━━ Given records

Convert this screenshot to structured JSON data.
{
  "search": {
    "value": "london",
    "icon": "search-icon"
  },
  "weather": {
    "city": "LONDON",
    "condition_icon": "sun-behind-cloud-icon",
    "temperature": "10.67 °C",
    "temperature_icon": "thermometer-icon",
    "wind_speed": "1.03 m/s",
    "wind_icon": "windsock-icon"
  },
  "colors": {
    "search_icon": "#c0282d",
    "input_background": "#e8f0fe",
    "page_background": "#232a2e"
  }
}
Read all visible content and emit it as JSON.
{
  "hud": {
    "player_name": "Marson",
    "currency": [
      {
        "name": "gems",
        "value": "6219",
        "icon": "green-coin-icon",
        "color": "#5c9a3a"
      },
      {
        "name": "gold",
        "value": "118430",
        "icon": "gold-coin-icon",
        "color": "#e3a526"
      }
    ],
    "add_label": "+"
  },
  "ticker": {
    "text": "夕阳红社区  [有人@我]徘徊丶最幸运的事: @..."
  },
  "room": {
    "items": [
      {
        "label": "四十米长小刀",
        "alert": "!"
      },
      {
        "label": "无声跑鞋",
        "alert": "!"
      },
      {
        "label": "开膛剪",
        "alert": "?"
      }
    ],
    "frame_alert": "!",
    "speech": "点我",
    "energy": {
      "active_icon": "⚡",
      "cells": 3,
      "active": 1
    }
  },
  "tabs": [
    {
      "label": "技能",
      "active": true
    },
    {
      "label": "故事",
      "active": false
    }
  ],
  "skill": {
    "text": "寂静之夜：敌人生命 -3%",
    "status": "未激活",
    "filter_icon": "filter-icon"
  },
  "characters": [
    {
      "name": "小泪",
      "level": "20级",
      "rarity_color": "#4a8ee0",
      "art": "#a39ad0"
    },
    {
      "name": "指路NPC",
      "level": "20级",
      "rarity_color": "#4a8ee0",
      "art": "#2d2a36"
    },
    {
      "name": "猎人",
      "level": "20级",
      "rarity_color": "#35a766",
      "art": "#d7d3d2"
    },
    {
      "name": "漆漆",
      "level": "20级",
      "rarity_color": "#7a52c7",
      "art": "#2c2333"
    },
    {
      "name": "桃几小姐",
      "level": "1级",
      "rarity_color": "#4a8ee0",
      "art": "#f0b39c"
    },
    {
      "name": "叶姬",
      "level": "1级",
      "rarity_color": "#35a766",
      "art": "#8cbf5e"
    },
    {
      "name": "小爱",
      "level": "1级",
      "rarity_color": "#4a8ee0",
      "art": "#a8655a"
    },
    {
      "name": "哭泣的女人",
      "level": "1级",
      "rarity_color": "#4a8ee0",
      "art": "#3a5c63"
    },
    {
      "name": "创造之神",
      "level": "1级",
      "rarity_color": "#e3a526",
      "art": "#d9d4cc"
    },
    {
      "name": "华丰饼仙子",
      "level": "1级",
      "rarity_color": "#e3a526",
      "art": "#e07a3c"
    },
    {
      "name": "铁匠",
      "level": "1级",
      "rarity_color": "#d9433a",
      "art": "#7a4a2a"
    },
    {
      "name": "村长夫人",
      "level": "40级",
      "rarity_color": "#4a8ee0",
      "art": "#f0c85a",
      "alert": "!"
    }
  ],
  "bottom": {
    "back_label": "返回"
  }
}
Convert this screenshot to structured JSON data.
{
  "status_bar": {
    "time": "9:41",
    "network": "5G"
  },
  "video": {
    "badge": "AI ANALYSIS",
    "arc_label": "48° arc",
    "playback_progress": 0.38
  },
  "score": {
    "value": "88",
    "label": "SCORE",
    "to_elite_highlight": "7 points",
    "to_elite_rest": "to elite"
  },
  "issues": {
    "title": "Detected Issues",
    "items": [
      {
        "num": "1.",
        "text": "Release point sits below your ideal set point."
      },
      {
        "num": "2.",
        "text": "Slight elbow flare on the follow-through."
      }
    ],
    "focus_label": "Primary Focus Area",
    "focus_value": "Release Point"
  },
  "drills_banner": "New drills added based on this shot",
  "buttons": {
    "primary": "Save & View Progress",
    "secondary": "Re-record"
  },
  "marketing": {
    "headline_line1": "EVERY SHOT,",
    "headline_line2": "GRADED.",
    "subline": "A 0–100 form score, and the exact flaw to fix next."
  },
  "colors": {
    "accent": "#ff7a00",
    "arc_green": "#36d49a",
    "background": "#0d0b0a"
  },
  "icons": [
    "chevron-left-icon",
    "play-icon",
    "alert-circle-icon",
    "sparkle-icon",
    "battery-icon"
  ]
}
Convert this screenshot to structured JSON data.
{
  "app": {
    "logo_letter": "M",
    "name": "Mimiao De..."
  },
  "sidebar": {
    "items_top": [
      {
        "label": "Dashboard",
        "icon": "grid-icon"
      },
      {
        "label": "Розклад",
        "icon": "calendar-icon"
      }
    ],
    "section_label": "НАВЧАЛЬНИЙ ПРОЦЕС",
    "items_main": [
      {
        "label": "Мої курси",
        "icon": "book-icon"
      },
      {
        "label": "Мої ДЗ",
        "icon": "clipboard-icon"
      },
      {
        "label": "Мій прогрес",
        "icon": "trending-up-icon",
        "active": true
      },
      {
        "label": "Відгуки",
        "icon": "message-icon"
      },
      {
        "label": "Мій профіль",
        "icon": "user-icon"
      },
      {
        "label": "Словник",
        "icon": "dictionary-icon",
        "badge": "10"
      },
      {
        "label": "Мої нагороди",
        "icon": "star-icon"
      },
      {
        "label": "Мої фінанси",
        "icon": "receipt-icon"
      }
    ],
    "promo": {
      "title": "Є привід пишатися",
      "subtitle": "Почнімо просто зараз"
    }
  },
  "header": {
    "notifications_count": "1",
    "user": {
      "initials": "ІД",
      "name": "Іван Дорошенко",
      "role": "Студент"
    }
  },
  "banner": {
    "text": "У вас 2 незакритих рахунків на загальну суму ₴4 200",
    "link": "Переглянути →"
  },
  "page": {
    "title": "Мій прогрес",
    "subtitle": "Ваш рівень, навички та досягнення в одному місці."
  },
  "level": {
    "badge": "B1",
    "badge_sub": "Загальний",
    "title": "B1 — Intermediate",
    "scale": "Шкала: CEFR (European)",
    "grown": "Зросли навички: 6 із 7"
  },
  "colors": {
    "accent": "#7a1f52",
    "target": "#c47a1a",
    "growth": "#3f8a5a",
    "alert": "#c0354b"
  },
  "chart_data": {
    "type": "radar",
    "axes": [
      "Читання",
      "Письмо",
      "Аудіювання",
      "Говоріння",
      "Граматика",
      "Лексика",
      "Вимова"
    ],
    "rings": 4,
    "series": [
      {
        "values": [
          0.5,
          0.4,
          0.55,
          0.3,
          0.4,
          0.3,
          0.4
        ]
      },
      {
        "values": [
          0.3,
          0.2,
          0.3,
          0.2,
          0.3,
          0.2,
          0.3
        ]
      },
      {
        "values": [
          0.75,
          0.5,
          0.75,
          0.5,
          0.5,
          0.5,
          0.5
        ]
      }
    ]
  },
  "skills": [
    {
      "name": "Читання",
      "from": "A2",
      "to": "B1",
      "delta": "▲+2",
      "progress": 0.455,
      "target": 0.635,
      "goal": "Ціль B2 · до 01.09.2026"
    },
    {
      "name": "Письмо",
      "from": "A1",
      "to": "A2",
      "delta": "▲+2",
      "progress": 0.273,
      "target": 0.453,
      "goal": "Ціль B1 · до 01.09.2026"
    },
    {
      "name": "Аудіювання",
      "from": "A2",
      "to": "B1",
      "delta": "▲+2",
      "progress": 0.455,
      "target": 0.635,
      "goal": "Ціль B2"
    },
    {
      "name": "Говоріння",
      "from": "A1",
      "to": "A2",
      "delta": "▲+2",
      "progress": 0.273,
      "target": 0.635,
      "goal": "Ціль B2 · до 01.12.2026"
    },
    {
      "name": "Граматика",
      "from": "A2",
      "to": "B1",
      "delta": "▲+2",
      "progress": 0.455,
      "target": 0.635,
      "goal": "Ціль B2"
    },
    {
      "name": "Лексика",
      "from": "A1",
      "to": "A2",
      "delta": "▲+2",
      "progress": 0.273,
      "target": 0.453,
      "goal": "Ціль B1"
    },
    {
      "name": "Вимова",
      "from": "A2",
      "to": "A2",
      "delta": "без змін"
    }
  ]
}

━━━━

Short exercise:
Establish how many lines of the records contain the string "goal" and state that number without elaboration.

Answer to the problem:
6